> **Excerpted records**

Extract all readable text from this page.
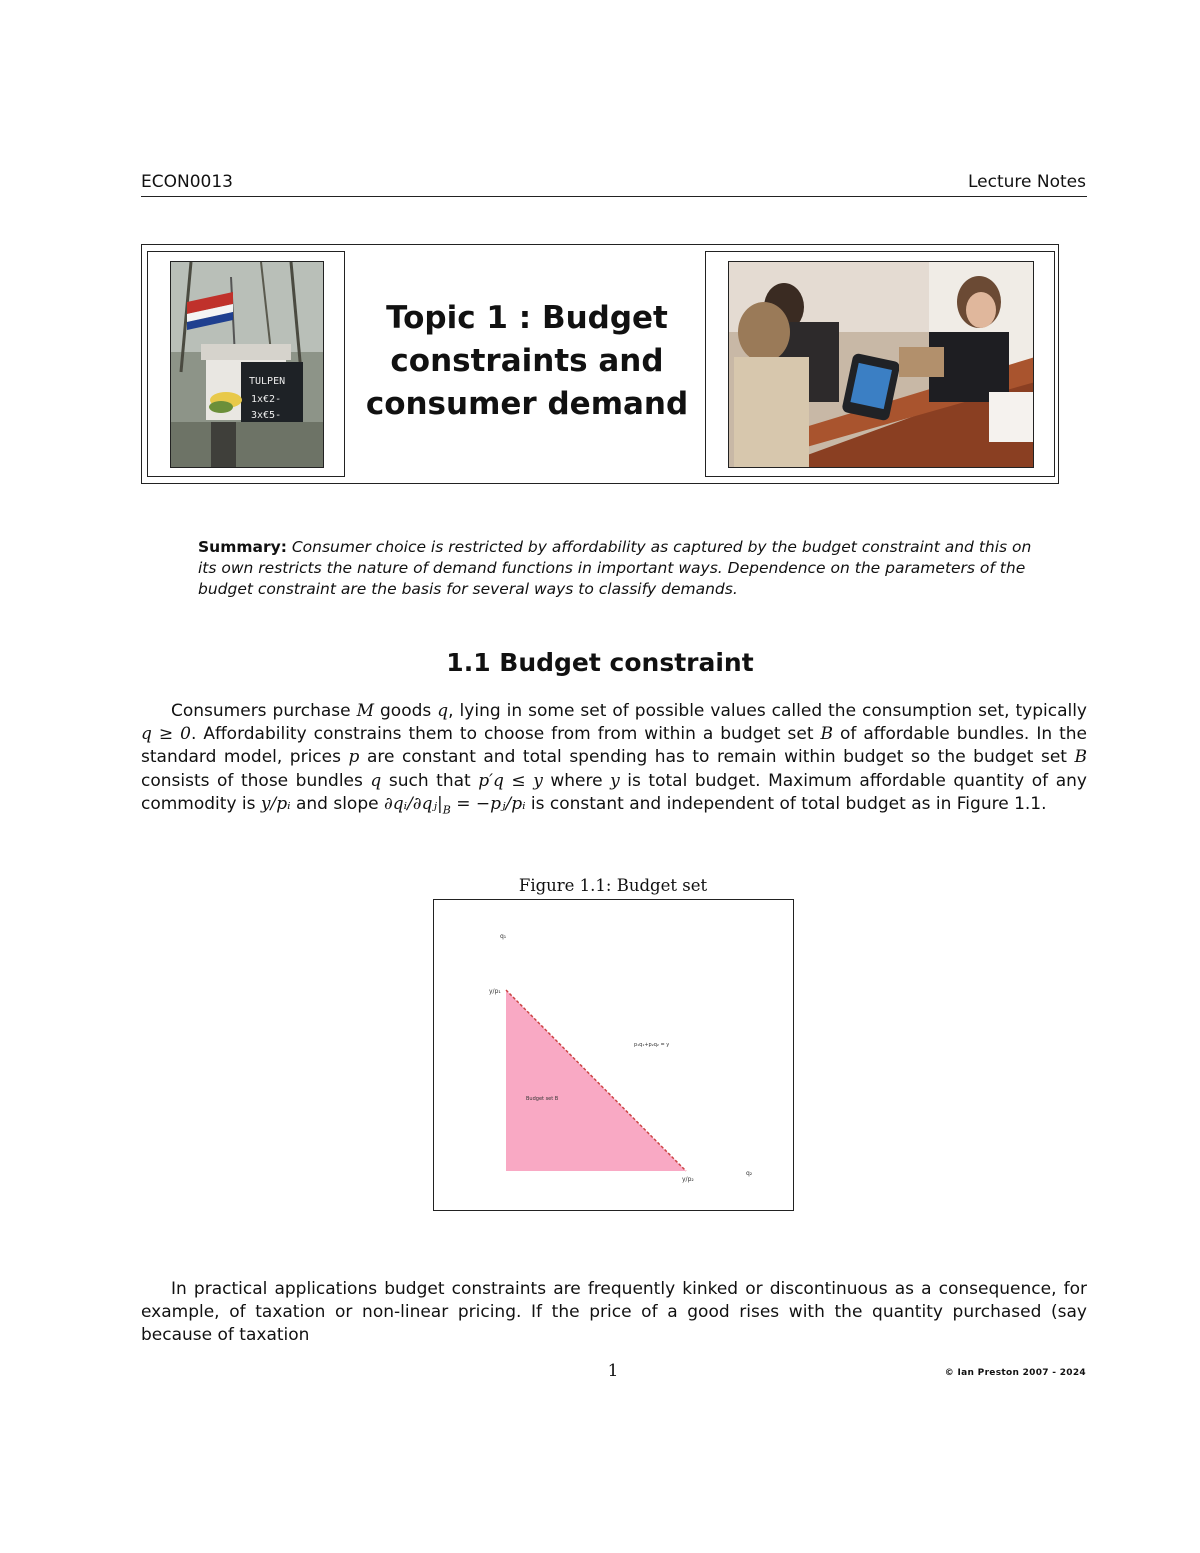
ECON0013	Lecture Notes
TULPEN
1x€2-
3x€5-
Topic 1 : Budget
constraints and
consumer demand
Summary: Consumer choice is restricted by affordability as captured by the budget constraint and this on its own restricts the nature of demand functions in important ways. Dependence on the parameters of the budget constraint are the basis for several ways to classify demands.
1.1 Budget constraint

Consumers purchase M goods q, lying in some set of possible values called the consumption set, typically q ≥ 0. Affordability constrains them to choose from from within a budget set B of affordable bundles. In the standard model, prices p are constant and total spending has to remain within budget so the budget set B consists of those bundles q such that p′q ≤ y where y is total budget. Maximum affordable quantity of any commodity is y/pᵢ and slope $\partial qᵢ/\partial qⱼ|_B$ = −pⱼ/pᵢ is constant and independent of total budget as in Figure 1.1.

Figure 1.1: Budget set
q₁
y/p₁
p₁q₁+p₂q₂ = y
Budget set B
y/p₂
q₂

In practical applications budget constraints are frequently kinked or discontinuous as a consequence, for example, of taxation or non-linear pricing. If the price of a good rises with the quantity purchased (say because of taxation

1	© Ian Preston 2007 - 2024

> **Written task**
From the entries above, return each line with the word "quantity" in it.

> **Result**
Consumers purchase M goods q, lying in some set of possible values called the consumption set, typically q ≥ 0. Affordability constrains them to choose from from within a budget set B of affordable bundles. In the standard model, prices p are constant and total spending has to remain within budget so the budget set B consists of those bundles q such that p′q ≤ y where y is total budget. Maximum affordable quantity of any commodity is y/pᵢ and slope $\partial qᵢ/\partial qⱼ|_B$ = −pⱼ/pᵢ is constant and independent of total budget as in Figure 1.1.
In practical applications budget constraints are frequently kinked or discontinuous as a consequence, for example, of taxation or non-linear pricing. If the price of a good rises with the quantity purchased (say because of taxation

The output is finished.